MATERIAL SUPPLIED:

+ + + + + + +

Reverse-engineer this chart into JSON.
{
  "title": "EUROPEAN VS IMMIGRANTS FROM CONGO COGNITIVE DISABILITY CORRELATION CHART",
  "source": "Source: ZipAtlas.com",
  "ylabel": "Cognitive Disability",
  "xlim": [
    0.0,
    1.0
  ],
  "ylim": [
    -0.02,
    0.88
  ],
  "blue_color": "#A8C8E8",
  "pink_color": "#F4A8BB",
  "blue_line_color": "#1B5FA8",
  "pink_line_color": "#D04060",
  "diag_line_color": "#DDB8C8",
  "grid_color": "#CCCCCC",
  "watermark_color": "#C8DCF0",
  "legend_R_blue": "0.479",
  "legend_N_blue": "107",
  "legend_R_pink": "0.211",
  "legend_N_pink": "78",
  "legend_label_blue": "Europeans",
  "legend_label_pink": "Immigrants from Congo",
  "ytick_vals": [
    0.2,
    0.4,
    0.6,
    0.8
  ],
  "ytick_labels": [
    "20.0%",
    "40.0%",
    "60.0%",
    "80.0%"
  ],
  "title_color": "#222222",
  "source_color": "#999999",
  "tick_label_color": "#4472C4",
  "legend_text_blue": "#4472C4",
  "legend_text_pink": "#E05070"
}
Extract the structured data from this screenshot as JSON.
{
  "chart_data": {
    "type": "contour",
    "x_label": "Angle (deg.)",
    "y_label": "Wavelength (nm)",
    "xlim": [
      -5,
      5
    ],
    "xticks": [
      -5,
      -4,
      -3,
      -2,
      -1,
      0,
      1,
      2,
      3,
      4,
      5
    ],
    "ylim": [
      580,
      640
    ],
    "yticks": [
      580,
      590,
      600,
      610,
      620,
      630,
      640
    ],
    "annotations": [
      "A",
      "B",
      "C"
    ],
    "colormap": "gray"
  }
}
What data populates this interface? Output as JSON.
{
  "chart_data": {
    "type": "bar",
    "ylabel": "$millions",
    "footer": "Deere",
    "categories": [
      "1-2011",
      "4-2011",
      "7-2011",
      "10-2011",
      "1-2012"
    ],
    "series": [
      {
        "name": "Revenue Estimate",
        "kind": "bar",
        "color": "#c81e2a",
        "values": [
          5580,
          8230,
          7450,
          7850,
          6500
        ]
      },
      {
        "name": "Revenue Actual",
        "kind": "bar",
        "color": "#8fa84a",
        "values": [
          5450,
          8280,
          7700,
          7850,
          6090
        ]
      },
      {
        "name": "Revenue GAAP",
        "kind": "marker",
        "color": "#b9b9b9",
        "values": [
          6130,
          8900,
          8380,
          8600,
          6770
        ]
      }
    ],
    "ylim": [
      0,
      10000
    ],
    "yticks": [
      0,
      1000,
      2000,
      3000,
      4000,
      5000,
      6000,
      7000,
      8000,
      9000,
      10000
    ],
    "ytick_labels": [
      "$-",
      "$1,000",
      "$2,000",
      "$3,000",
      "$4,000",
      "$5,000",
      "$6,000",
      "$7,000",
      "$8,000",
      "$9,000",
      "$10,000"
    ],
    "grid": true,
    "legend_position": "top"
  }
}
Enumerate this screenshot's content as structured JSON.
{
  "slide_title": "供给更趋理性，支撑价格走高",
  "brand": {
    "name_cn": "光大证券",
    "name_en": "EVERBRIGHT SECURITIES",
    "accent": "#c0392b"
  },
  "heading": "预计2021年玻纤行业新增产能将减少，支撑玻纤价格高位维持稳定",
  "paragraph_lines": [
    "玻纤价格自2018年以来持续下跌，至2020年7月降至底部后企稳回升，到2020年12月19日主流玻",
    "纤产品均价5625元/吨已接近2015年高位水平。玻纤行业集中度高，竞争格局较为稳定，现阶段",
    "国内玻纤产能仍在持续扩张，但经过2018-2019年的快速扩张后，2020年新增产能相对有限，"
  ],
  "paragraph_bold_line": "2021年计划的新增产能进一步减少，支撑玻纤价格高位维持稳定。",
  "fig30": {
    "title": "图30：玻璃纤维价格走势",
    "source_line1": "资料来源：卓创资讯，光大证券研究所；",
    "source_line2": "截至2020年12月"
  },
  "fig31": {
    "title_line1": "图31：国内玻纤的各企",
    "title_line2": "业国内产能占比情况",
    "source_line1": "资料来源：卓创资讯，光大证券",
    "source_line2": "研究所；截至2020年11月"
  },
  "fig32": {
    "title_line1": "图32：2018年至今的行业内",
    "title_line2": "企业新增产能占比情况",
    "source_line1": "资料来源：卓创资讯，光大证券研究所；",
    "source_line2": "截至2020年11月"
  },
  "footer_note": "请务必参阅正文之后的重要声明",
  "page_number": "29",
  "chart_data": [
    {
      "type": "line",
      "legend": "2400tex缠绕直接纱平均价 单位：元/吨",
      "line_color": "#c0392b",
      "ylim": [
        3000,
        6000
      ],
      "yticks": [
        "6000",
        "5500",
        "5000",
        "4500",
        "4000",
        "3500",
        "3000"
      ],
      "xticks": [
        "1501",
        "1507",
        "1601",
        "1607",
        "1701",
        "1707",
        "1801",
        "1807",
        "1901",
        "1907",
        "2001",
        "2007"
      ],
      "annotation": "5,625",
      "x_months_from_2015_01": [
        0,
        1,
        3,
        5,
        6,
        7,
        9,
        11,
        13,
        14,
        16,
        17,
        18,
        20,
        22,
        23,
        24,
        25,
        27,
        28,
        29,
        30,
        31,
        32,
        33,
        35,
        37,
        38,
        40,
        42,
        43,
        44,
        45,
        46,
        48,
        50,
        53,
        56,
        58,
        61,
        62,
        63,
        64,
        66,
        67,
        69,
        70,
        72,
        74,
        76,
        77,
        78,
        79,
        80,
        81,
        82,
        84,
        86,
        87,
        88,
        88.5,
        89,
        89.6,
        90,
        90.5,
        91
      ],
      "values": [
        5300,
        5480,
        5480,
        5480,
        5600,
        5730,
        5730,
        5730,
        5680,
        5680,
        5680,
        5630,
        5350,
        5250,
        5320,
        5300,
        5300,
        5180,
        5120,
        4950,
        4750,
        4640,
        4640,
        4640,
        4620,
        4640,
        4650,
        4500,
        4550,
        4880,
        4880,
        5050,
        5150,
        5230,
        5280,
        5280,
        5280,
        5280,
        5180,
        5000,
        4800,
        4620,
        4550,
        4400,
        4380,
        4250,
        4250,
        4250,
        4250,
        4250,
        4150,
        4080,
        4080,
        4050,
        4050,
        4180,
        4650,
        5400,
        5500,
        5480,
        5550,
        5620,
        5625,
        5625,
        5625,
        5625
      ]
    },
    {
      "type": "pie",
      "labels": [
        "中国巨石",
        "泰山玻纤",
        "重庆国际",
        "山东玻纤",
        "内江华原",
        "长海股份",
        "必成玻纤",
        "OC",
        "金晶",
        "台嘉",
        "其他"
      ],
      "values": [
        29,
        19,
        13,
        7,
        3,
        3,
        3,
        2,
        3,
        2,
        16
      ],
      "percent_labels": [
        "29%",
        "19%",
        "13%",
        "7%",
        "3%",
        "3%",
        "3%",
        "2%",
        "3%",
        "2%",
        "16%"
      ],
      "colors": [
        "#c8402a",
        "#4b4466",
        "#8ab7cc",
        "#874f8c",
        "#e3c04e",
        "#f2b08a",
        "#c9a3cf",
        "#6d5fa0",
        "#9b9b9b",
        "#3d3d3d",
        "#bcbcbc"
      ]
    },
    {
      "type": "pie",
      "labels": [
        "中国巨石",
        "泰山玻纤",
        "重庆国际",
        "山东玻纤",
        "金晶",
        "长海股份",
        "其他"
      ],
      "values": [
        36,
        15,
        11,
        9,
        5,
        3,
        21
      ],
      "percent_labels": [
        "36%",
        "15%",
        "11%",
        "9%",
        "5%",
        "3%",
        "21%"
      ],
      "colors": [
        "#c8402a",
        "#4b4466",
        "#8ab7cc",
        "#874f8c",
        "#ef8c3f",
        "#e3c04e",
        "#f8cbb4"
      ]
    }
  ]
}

+ + + + + + +

SHORT TASK:
Say how many lines of the listing above contain "this", with no other words.

SOLUTION BELOW:
4